▸ **Aim of the task**: Copy out each line of the listing that has the word "SHAMBHU" in it.

▸ **Supplied records**:
-- Begin --

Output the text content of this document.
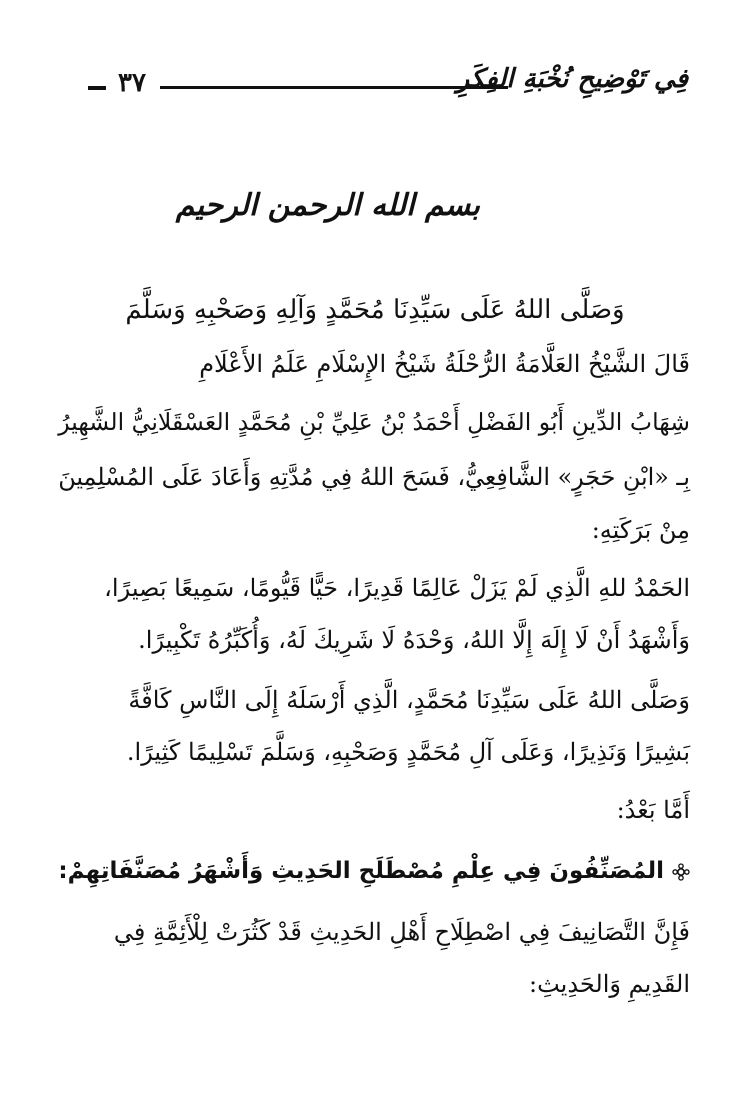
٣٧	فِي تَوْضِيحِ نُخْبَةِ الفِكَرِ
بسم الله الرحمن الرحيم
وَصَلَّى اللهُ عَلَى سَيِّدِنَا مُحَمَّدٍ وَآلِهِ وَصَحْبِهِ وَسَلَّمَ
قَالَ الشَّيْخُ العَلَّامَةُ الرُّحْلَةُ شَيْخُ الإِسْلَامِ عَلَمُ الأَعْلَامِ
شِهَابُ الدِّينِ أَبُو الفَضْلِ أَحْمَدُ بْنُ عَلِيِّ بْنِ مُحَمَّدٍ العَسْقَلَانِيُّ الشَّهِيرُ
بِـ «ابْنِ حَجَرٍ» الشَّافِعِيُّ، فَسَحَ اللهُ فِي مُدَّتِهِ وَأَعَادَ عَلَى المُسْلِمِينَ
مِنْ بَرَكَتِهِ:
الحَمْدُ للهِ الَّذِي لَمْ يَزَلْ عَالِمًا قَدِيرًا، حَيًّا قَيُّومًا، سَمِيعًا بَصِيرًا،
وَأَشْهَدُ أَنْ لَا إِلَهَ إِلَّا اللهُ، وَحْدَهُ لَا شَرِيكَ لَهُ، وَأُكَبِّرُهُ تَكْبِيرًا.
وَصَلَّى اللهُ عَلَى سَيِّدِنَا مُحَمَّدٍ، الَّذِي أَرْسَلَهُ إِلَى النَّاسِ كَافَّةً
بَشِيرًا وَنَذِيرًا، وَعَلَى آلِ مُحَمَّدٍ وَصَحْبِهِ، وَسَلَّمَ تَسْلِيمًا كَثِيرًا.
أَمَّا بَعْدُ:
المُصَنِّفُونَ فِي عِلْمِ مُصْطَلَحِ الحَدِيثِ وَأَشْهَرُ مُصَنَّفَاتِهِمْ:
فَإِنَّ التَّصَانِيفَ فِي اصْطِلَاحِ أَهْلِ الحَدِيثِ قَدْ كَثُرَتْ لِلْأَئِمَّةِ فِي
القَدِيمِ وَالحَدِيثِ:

-- End --
-- Begin --

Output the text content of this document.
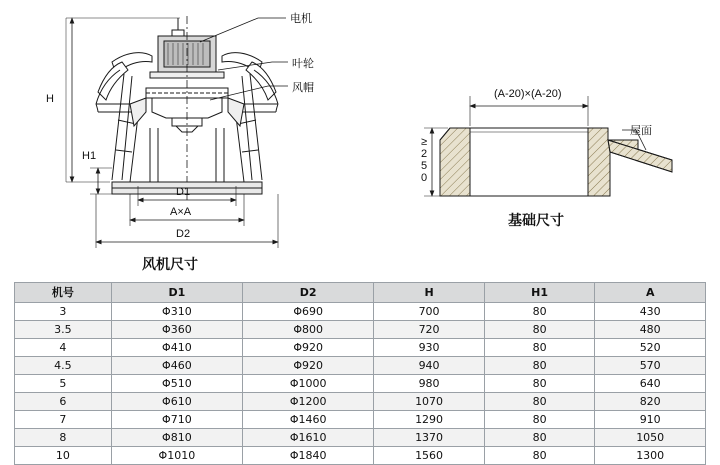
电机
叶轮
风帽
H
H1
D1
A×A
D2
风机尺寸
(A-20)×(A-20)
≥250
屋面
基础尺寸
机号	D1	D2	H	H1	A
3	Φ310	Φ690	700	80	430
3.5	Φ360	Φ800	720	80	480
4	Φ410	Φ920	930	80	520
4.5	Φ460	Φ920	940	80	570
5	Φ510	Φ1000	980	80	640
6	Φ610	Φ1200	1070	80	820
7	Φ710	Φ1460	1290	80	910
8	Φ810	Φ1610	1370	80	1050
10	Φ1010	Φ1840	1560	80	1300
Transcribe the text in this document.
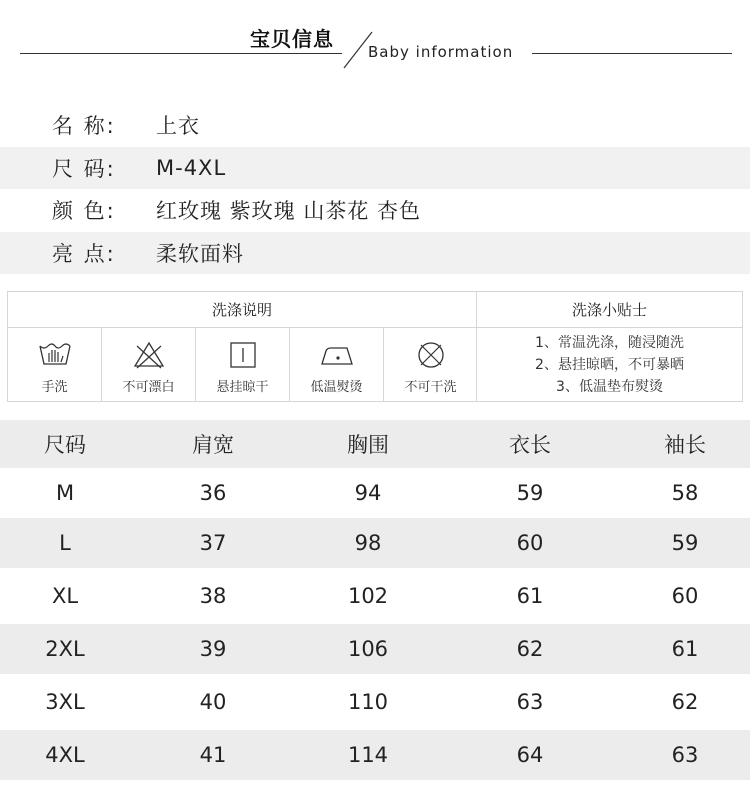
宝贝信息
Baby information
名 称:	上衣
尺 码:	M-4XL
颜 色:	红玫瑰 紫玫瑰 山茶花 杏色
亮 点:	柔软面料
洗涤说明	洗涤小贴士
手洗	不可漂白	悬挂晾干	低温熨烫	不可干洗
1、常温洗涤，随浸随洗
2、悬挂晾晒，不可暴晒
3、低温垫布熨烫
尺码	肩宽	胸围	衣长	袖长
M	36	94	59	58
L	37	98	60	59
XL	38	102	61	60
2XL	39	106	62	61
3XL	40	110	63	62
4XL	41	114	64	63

-- End --
-- Begin --

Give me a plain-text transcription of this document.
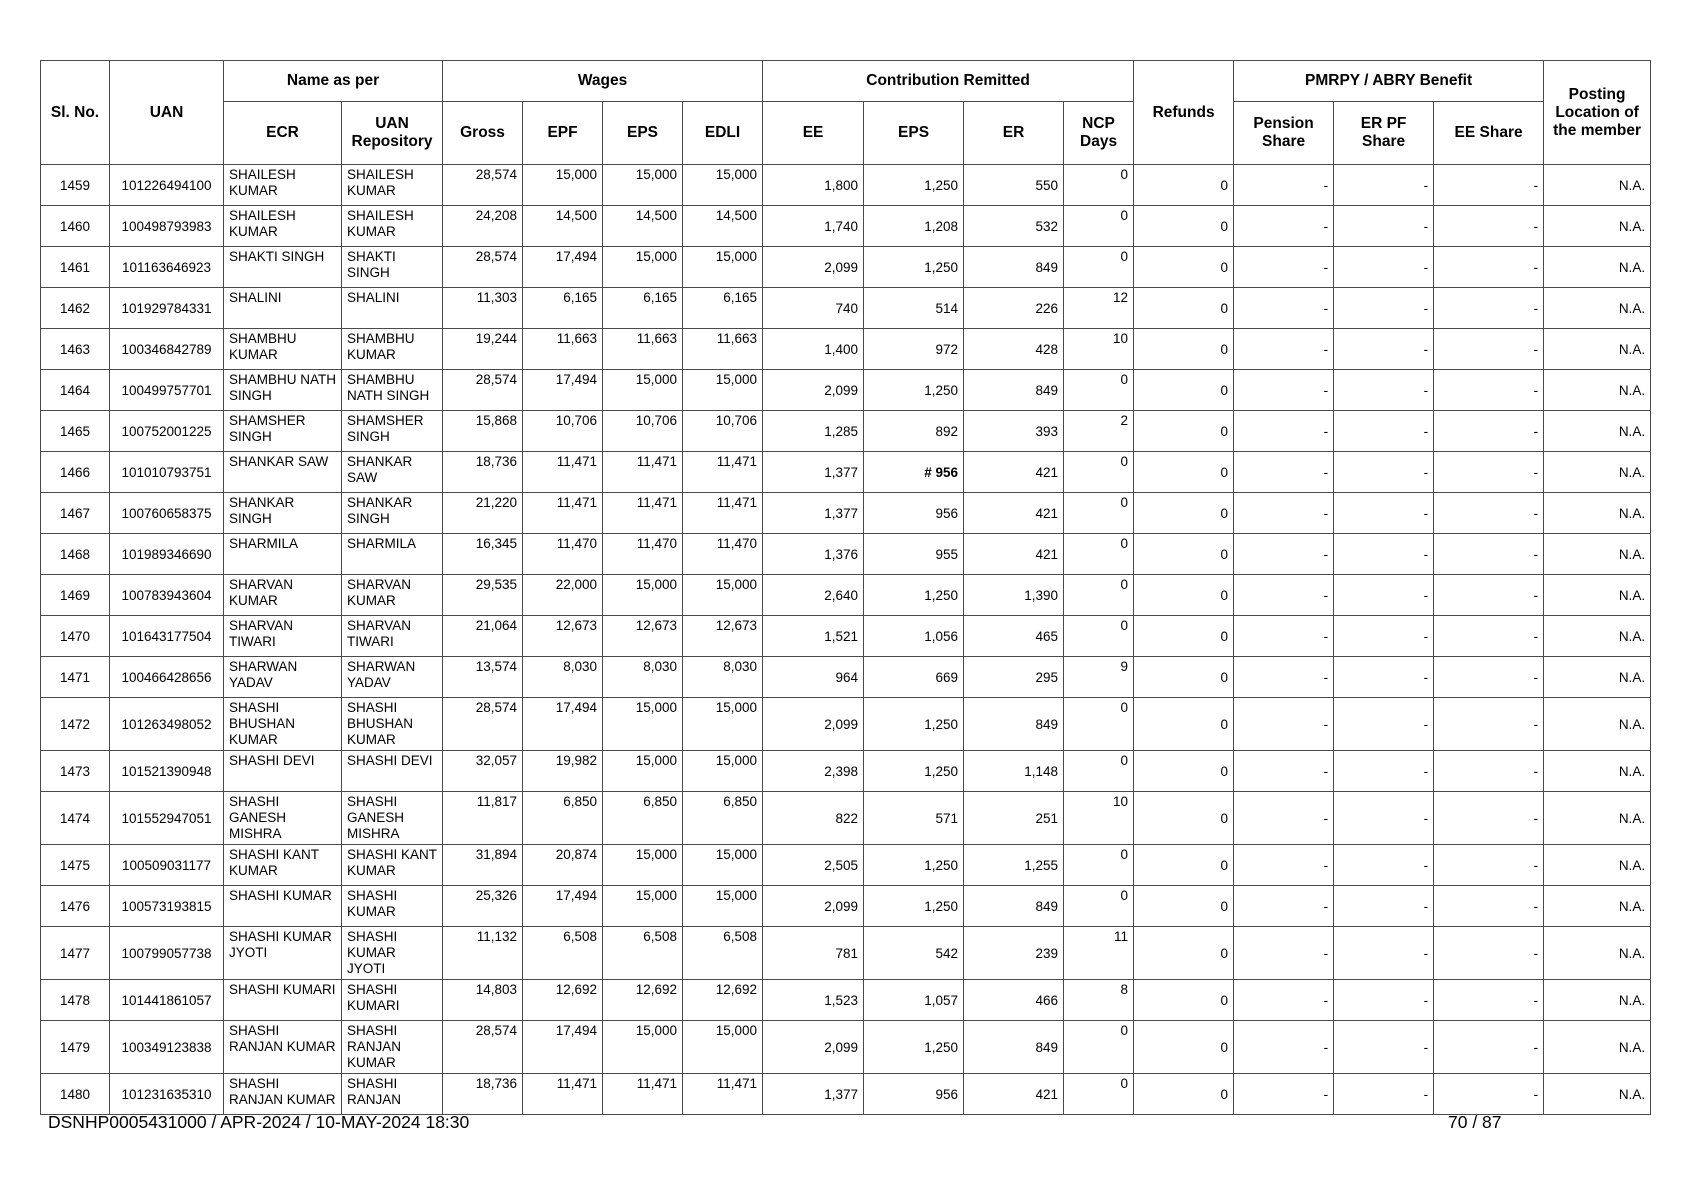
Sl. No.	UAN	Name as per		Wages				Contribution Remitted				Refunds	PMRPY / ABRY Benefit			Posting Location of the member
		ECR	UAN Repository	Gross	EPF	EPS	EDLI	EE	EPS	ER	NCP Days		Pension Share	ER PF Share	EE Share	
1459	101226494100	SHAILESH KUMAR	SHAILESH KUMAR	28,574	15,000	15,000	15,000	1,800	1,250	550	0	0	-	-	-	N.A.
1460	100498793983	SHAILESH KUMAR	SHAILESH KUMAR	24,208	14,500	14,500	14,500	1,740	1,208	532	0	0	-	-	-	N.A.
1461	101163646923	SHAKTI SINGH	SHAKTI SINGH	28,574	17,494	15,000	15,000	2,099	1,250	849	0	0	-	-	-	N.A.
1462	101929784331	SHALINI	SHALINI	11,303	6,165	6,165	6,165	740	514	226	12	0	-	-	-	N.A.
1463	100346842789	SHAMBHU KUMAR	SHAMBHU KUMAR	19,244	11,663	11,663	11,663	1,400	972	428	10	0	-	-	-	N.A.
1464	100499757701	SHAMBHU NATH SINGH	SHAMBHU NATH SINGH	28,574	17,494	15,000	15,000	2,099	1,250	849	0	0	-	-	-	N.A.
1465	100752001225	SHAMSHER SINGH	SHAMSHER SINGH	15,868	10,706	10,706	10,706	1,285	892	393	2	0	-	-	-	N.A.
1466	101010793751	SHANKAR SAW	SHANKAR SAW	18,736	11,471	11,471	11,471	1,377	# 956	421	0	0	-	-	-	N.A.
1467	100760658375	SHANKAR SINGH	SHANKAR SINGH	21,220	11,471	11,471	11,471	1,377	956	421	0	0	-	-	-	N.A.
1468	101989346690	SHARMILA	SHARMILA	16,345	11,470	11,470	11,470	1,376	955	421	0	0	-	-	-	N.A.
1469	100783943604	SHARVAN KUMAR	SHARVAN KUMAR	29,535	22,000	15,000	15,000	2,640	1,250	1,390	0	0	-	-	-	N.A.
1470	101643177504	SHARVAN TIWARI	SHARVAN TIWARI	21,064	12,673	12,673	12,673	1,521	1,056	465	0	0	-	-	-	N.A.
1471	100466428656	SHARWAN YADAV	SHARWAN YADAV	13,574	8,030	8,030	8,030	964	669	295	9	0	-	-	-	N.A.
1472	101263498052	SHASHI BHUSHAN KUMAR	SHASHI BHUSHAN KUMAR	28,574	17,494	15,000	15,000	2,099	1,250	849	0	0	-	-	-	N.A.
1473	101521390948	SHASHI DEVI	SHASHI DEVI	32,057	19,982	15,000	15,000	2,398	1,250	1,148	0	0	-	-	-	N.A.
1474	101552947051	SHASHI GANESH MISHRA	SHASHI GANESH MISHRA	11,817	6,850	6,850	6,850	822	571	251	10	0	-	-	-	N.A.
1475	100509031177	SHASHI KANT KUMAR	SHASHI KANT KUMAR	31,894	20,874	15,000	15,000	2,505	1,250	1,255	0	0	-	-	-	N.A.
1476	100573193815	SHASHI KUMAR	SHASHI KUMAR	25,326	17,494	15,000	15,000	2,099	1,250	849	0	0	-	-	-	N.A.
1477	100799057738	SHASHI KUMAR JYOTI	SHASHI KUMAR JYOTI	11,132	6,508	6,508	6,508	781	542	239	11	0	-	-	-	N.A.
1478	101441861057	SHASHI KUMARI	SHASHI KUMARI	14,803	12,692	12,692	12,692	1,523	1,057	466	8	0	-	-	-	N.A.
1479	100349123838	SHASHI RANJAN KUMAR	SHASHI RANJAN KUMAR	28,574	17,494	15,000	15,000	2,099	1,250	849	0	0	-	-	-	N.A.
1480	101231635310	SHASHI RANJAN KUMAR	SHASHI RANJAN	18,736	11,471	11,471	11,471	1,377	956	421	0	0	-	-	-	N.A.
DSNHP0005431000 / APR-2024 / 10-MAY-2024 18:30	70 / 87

-- End --

▸ **Worked solution**:
1463	100346842789	SHAMBHU KUMAR	SHAMBHU KUMAR	19,244	11,663	11,663	11,663	1,400	972	428	10	0	-	-	-	N.A.
1464	100499757701	SHAMBHU NATH SINGH	SHAMBHU NATH SINGH	28,574	17,494	15,000	15,000	2,099	1,250	849	0	0	-	-	-	N.A.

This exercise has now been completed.